Do this: Please identify each line of the data below that contains the word "function" and copy those lines.

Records
- - -

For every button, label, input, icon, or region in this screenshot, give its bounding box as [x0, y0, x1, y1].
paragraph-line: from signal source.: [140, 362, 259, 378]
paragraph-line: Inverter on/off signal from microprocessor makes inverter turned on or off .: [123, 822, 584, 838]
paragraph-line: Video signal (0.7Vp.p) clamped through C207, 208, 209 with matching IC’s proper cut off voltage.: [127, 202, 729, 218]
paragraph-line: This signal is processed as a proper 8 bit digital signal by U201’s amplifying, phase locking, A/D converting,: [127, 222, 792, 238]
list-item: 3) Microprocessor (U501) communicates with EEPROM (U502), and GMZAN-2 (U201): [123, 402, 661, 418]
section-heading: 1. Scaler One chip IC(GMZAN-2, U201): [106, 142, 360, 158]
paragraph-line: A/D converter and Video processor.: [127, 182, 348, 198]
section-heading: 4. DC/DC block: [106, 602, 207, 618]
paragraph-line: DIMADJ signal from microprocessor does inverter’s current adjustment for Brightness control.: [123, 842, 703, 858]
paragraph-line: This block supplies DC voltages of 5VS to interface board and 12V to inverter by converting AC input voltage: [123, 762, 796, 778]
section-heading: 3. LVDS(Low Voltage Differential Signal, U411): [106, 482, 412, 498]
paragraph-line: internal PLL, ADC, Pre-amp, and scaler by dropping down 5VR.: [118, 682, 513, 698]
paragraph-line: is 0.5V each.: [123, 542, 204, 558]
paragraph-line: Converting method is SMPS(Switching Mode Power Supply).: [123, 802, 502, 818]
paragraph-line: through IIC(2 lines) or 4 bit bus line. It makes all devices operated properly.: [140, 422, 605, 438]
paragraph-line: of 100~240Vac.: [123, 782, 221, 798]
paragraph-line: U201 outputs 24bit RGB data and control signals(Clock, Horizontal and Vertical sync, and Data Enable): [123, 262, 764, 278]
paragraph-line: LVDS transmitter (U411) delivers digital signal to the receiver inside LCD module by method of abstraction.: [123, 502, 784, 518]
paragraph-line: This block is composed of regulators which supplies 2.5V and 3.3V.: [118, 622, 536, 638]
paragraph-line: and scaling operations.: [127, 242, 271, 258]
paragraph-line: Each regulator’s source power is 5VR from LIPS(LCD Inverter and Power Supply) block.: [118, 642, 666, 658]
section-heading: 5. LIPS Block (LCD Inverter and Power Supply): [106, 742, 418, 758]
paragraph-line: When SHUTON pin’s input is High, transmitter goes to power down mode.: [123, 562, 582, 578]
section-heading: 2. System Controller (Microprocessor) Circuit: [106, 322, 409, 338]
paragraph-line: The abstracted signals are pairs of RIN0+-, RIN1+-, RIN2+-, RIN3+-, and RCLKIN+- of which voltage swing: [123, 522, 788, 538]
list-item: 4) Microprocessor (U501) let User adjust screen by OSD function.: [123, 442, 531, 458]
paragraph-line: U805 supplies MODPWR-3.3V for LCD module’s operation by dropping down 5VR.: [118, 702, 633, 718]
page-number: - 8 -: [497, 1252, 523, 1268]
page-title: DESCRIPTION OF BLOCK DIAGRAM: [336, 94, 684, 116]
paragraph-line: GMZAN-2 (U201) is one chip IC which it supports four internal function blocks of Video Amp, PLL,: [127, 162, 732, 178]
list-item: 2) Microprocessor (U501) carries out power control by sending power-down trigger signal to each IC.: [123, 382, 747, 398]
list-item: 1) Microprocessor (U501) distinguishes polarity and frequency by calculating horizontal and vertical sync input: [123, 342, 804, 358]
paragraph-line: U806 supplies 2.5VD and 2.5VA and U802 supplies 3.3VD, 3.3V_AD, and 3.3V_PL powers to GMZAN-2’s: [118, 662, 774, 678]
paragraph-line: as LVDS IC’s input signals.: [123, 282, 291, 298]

- - -

Result for this task:
list-item: 4) Microprocessor (U501) let User adjust screen by OSD function.: [123, 442, 531, 458]
paragraph-line: GMZAN-2 (U201) is one chip IC which it supports four internal function blocks of Video Amp, PLL,: [127, 162, 732, 178]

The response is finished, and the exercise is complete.